◆ Problem to work on
Look through the data below. Pick out the lines holding the string "values".

◆ Rows
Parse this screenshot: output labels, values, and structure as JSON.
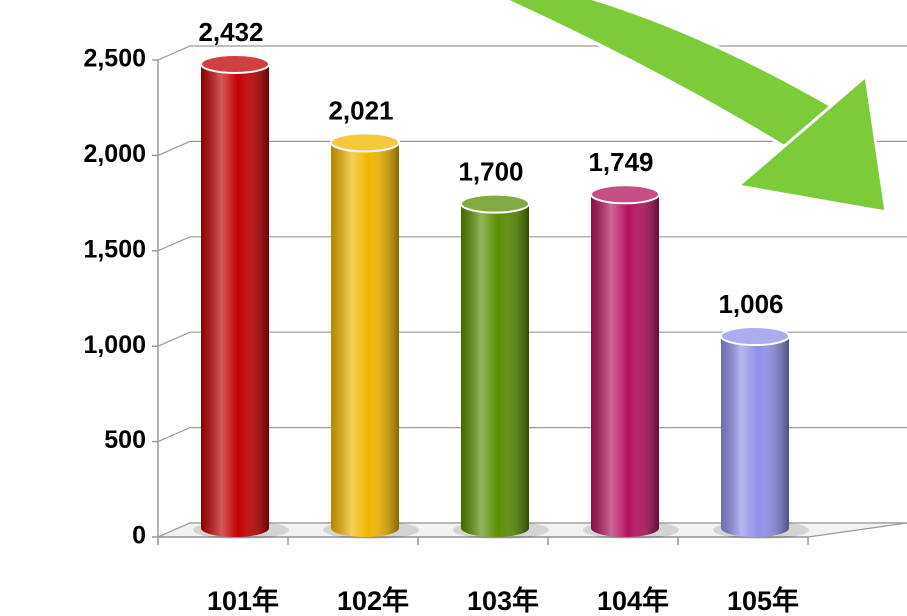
{
  "chart_data": {
    "type": "bar",
    "categories": [
      "101年",
      "102年",
      "103年",
      "104年",
      "105年"
    ],
    "values": [
      2432,
      2021,
      1700,
      1749,
      1006
    ],
    "value_labels": [
      "2,432",
      "2,021",
      "1,700",
      "1,749",
      "1,006"
    ],
    "colors": [
      "#c00000",
      "#f2b600",
      "#5b8c00",
      "#b5125e",
      "#9090ea"
    ],
    "ylim": [
      0,
      2500
    ],
    "yticks": [
      0,
      500,
      {
        "value": 1000,
        "label": "1,000"
      },
      {
        "value": 1500,
        "label": "1,500"
      },
      {
        "value": 2000,
        "label": "2,000"
      },
      {
        "value": 2500,
        "label": "2,500"
      }
    ],
    "grid": true
  }
}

◆ The reply
Parse this screenshot: output labels, values, and structure as JSON.
    "values": [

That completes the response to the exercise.